▶ _Stated exercise_: Look through the records below and collect all lines that hold the string "relevant".

▶ _Supplied data_:
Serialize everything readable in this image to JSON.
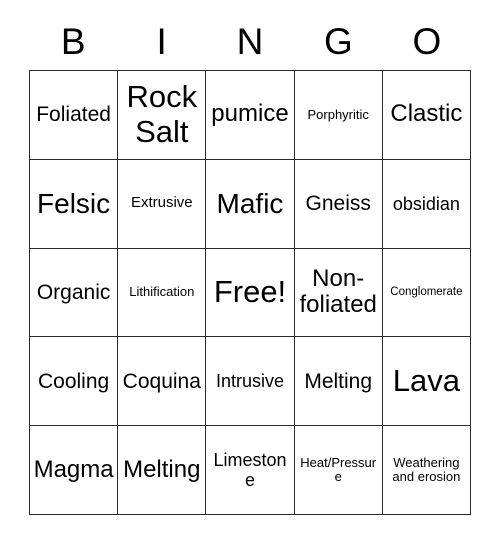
{
  "card": {
    "title": "BINGO",
    "header_letters": [
      "B",
      "I",
      "N",
      "G",
      "O"
    ],
    "border_color": "#2b2b2b",
    "background_color": "#ffffff",
    "text_color": "#000000",
    "grid_size": "5x5",
    "free_space": "Free!"
  },
  "grid": {
    "rows": [
      [
        {
          "label": "Foliated",
          "size": "md"
        },
        {
          "label": "Rock Salt",
          "size": "xxl"
        },
        {
          "label": "pumice",
          "size": "lg"
        },
        {
          "label": "Porphyritic",
          "size": "xxs"
        },
        {
          "label": "Clastic",
          "size": "lg"
        }
      ],
      [
        {
          "label": "Felsic",
          "size": "xl"
        },
        {
          "label": "Extrusive",
          "size": "xs"
        },
        {
          "label": "Mafic",
          "size": "xl"
        },
        {
          "label": "Gneiss",
          "size": "md"
        },
        {
          "label": "obsidian",
          "size": "sm"
        }
      ],
      [
        {
          "label": "Organic",
          "size": "md"
        },
        {
          "label": "Lithification",
          "size": "xxs"
        },
        {
          "label": "Free!",
          "size": "xxl"
        },
        {
          "label": "Non-foliated",
          "size": "lg"
        },
        {
          "label": "Conglomerate",
          "size": "tiny"
        }
      ],
      [
        {
          "label": "Cooling",
          "size": "md"
        },
        {
          "label": "Coquina",
          "size": "md"
        },
        {
          "label": "Intrusive",
          "size": "sm"
        },
        {
          "label": "Melting",
          "size": "md"
        },
        {
          "label": "Lava",
          "size": "xxl"
        }
      ],
      [
        {
          "label": "Magma",
          "size": "lg"
        },
        {
          "label": "Melting",
          "size": "lg"
        },
        {
          "label": "Limestone",
          "size": "sm"
        },
        {
          "label": "Heat/Pressure",
          "size": "xxs"
        },
        {
          "label": "Weathering and erosion",
          "size": "xxs"
        }
      ]
    ]
  }
}
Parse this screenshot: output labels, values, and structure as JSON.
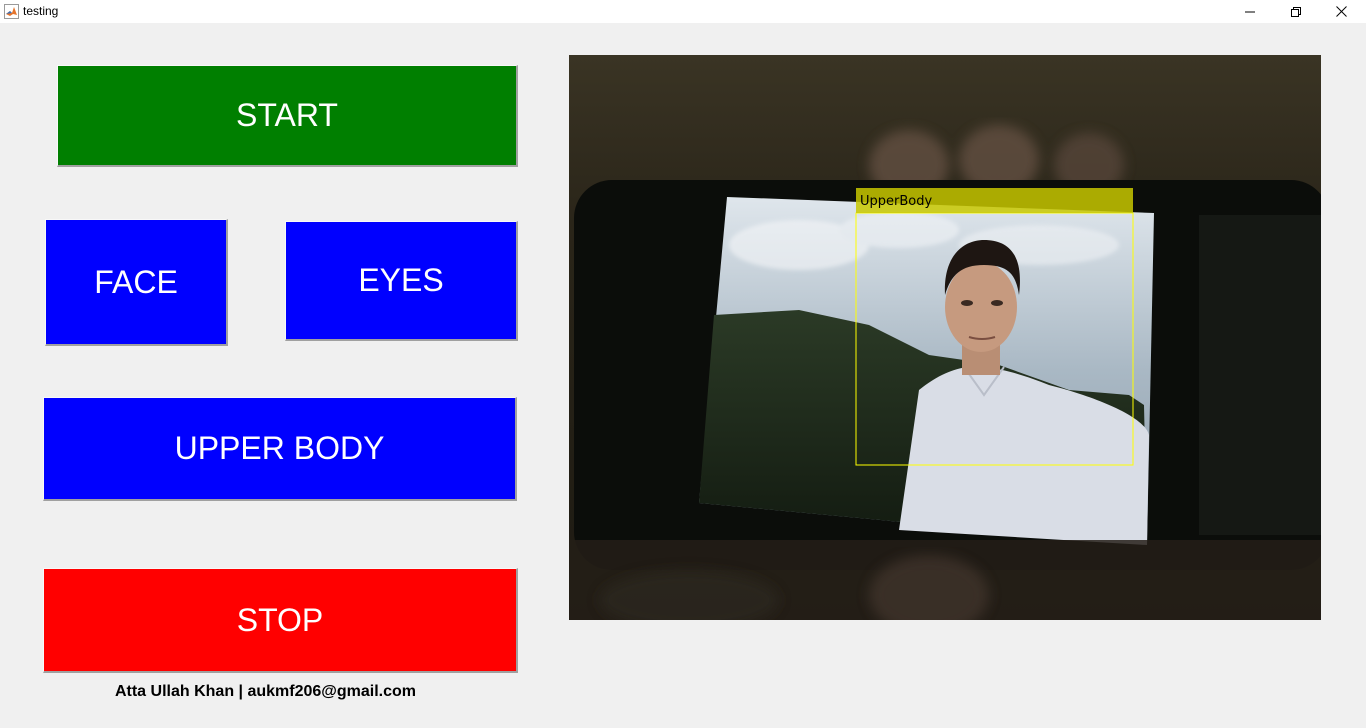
{
  "window": {
    "title": "testing",
    "controls": [
      "minimize",
      "restore",
      "close"
    ]
  },
  "buttons": {
    "start": "START",
    "face": "FACE",
    "eyes": "EYES",
    "upper_body": "UPPER BODY",
    "stop": "STOP"
  },
  "video": {
    "detection_label": "UpperBody",
    "box_color": "#ffff00"
  },
  "footer": {
    "credit": "Atta Ullah Khan | aukmf206@gmail.com"
  },
  "colors": {
    "start": "#007f00",
    "detect": "#0000ff",
    "stop": "#ff0000",
    "background": "#f0f0f0"
  }
}
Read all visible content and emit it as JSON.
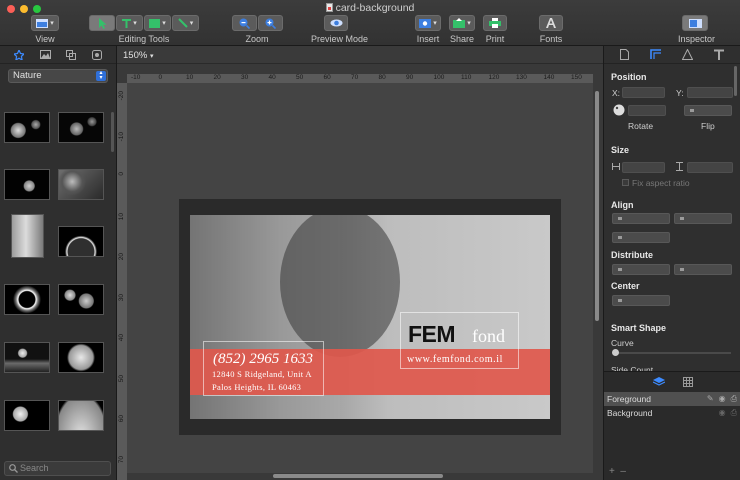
{
  "window": {
    "title": "card-background"
  },
  "toolbar": {
    "view_label": "View",
    "editing_tools_label": "Editing Tools",
    "zoom_label": "Zoom",
    "preview_label": "Preview Mode",
    "insert_label": "Insert",
    "share_label": "Share",
    "print_label": "Print",
    "fonts_label": "Fonts",
    "inspector_label": "Inspector"
  },
  "left_panel": {
    "category": "Nature",
    "search_placeholder": "Search"
  },
  "canvas": {
    "zoom": "150%",
    "ruler_h": [
      "-10",
      "0",
      "10",
      "20",
      "30",
      "40",
      "50",
      "60",
      "70",
      "80",
      "90",
      "100",
      "110",
      "120",
      "130",
      "140",
      "150"
    ],
    "ruler_v": [
      "-20",
      "-10",
      "0",
      "10",
      "20",
      "30",
      "40",
      "50",
      "60",
      "70"
    ]
  },
  "card": {
    "phone": "(852) 2965 1633",
    "address_line1": "12840 S Ridgeland, Unit A",
    "address_line2": "Palos Heights, IL 60463",
    "brand_bold": "FEM",
    "brand_light": "fond",
    "website": "www.femfond.com.il"
  },
  "inspector": {
    "position_title": "Position",
    "x_label": "X:",
    "y_label": "Y:",
    "rotate_label": "Rotate",
    "flip_label": "Flip",
    "size_title": "Size",
    "fix_aspect_label": "Fix aspect ratio",
    "align_title": "Align",
    "distribute_title": "Distribute",
    "center_title": "Center",
    "smart_shape_title": "Smart Shape",
    "curve_label": "Curve",
    "side_count_label": "Side Count"
  },
  "layers": {
    "items": [
      {
        "name": "Foreground",
        "selected": true
      },
      {
        "name": "Background",
        "selected": false
      }
    ]
  },
  "colors": {
    "accent_blue": "#2f6fd8",
    "brand_red": "#e0584c",
    "toolbar_green": "#34c06a"
  }
}
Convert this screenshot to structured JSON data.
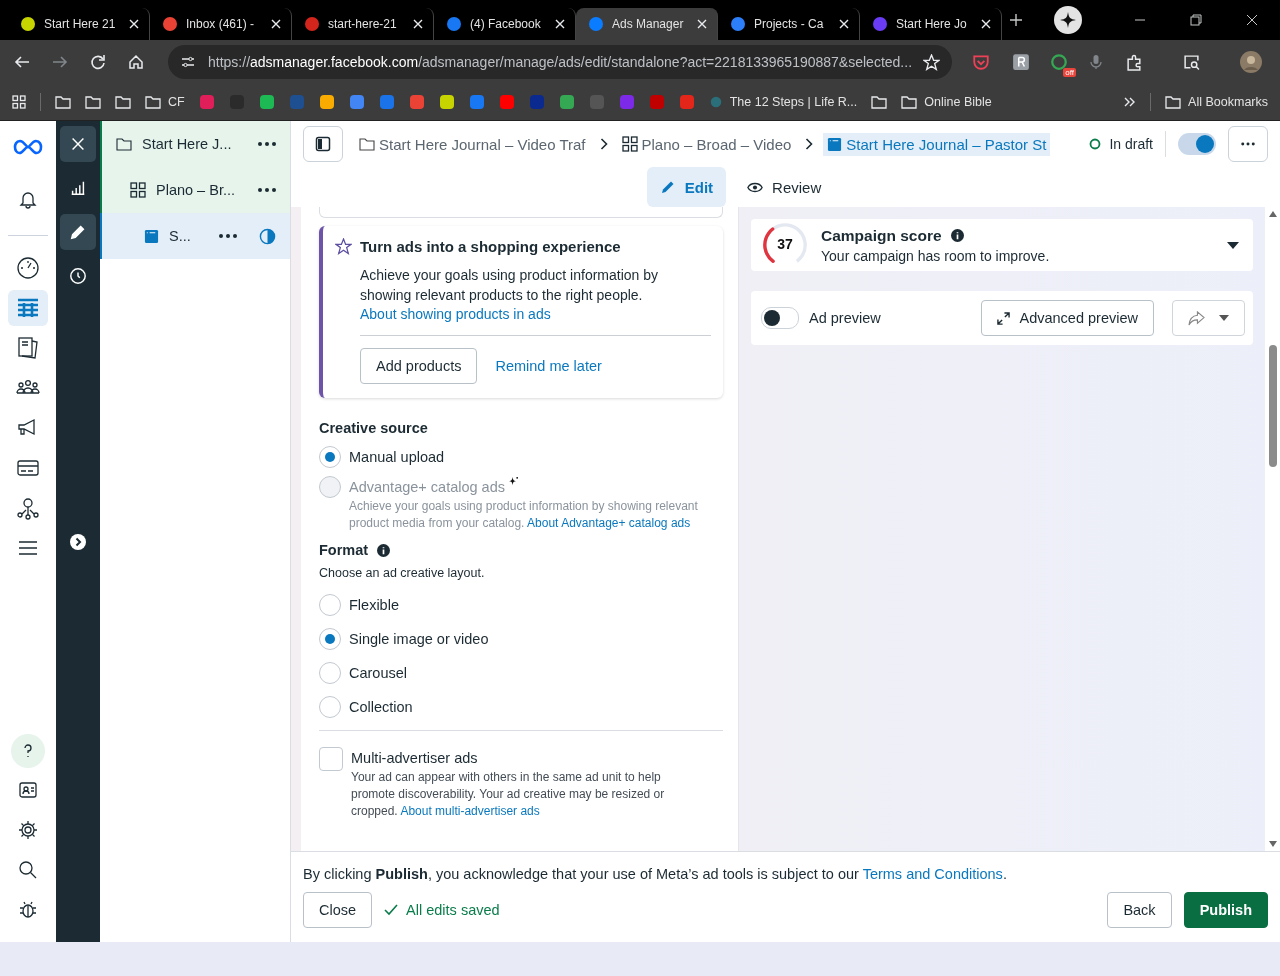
{
  "browser": {
    "tabs": [
      {
        "title": "Start Here 21",
        "selected": false,
        "color": "#c8d400"
      },
      {
        "title": "Inbox (461) -",
        "selected": false,
        "color": "#ea4335"
      },
      {
        "title": "start-here-21",
        "selected": false,
        "color": "#d4251c"
      },
      {
        "title": "(4) Facebook",
        "selected": false,
        "color": "#1877f2"
      },
      {
        "title": "Ads Manager",
        "selected": true,
        "color": "#0a7cff"
      },
      {
        "title": "Projects - Ca",
        "selected": false,
        "color": "#2d7ff9"
      },
      {
        "title": "Start Here Jo",
        "selected": false,
        "color": "#6b3cf5"
      }
    ],
    "address": {
      "scheme": "https://",
      "host": "adsmanager.facebook.com",
      "path": "/adsmanager/manage/ads/edit/standalone?act=2218133965190887&selected..."
    },
    "extension_badge": "off",
    "bookmarks": [
      {
        "kind": "folder"
      },
      {
        "kind": "folder"
      },
      {
        "kind": "folder"
      },
      {
        "kind": "folder",
        "label": "CF"
      },
      {
        "kind": "site",
        "color": "#e01e5a"
      },
      {
        "kind": "site",
        "color": "#2b2b2b"
      },
      {
        "kind": "site",
        "color": "#1db954"
      },
      {
        "kind": "site",
        "color": "#1d4f91"
      },
      {
        "kind": "site",
        "color": "#f9ab00"
      },
      {
        "kind": "site",
        "color": "#4285f4"
      },
      {
        "kind": "site",
        "color": "#1a73e8"
      },
      {
        "kind": "site",
        "color": "#ea4335"
      },
      {
        "kind": "site",
        "color": "#c8d400"
      },
      {
        "kind": "site",
        "color": "#1877f2"
      },
      {
        "kind": "site",
        "color": "#ff0000"
      },
      {
        "kind": "site",
        "color": "#0b2a8f"
      },
      {
        "kind": "site",
        "color": "#34a853"
      },
      {
        "kind": "site",
        "color": "#555555"
      },
      {
        "kind": "site",
        "color": "#7d2ae8"
      },
      {
        "kind": "site",
        "color": "#c00000"
      },
      {
        "kind": "site",
        "color": "#e32619"
      },
      {
        "kind": "link",
        "label": "The 12 Steps | Life R...",
        "color": "#2a6f7a"
      },
      {
        "kind": "folder"
      },
      {
        "kind": "folder",
        "label": "Online Bible"
      }
    ],
    "all_bookmarks": "All Bookmarks"
  },
  "left_nav": {
    "top": [
      {
        "kind": "bell",
        "selected": false
      }
    ],
    "main": [
      {
        "kind": "gauge",
        "selected": false
      },
      {
        "kind": "table",
        "selected": true
      },
      {
        "kind": "pages",
        "selected": false
      },
      {
        "kind": "people",
        "selected": false
      },
      {
        "kind": "megaphone",
        "selected": false
      },
      {
        "kind": "card",
        "selected": false
      },
      {
        "kind": "network",
        "selected": false
      },
      {
        "kind": "menu",
        "selected": false
      }
    ],
    "bottom": [
      {
        "kind": "help",
        "selected": false
      },
      {
        "kind": "profile",
        "selected": false
      },
      {
        "kind": "gear",
        "selected": false
      },
      {
        "kind": "search",
        "selected": false
      },
      {
        "kind": "bug",
        "selected": false
      }
    ]
  },
  "tools": [
    {
      "kind": "close",
      "selected": true
    },
    {
      "kind": "chart",
      "selected": false
    },
    {
      "kind": "edit",
      "selected": true
    },
    {
      "kind": "history",
      "selected": false
    }
  ],
  "tree": [
    {
      "kind": "campaign",
      "label": "Start Here J...",
      "selected": false,
      "children": [
        {
          "kind": "adset",
          "label": "Plano – Br...",
          "selected": false,
          "children": [
            {
              "kind": "ad",
              "label": "S...",
              "selected": true
            }
          ]
        }
      ]
    }
  ],
  "breadcrumbs": [
    {
      "kind": "campaign",
      "label": "Start Here Journal – Video Traf",
      "selected": false
    },
    {
      "kind": "adset",
      "label": "Plano – Broad – Video",
      "selected": false
    },
    {
      "kind": "ad",
      "label": "Start Here Journal – Pastor St",
      "selected": true
    }
  ],
  "status": "In draft",
  "published_toggle": {
    "on": true
  },
  "modes": [
    {
      "kind": "edit",
      "label": "Edit",
      "selected": true
    },
    {
      "kind": "review",
      "label": "Review",
      "selected": false
    }
  ],
  "shopping_card": {
    "title": "Turn ads into a shopping experience",
    "body": "Achieve your goals using product information by showing relevant products to the right people.",
    "link": "About showing products in ads",
    "primary": "Add products",
    "secondary": "Remind me later"
  },
  "creative_source": {
    "title": "Creative source",
    "options": [
      {
        "label": "Manual upload",
        "selected": true,
        "disabled": false
      },
      {
        "label": "Advantage+ catalog ads",
        "selected": false,
        "disabled": true,
        "description": "Achieve your goals using product information by showing relevant product media from your catalog.",
        "link": "About Advantage+ catalog ads"
      }
    ]
  },
  "format": {
    "title": "Format",
    "subtitle": "Choose an ad creative layout.",
    "options": [
      {
        "label": "Flexible",
        "selected": false
      },
      {
        "label": "Single image or video",
        "selected": true
      },
      {
        "label": "Carousel",
        "selected": false
      },
      {
        "label": "Collection",
        "selected": false
      }
    ]
  },
  "multi_advertiser": {
    "label": "Multi-advertiser ads",
    "checked": false,
    "description": "Your ad can appear with others in the same ad unit to help promote discoverability. Your ad creative may be resized or cropped.",
    "link": "About multi-advertiser ads"
  },
  "campaign_score": {
    "score": "37",
    "level": 0.37,
    "title": "Campaign score",
    "subtitle": "Your campaign has room to improve."
  },
  "ad_preview": {
    "label": "Ad preview",
    "on": false,
    "advanced": "Advanced preview"
  },
  "footer": {
    "notice": "By clicking **Publish**, you acknowledge that your use of Meta’s ad tools is subject to our ",
    "link": "Terms and Conditions",
    "notice_end": ".",
    "close": "Close",
    "saved": "All edits saved",
    "back": "Back",
    "publish": "Publish"
  }
}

▶ _Final result_:
    "body": "Achieve your goals using product information by showing relevant products to the right people.",
        "description": "Achieve your goals using product information by showing relevant product media from your catalog.",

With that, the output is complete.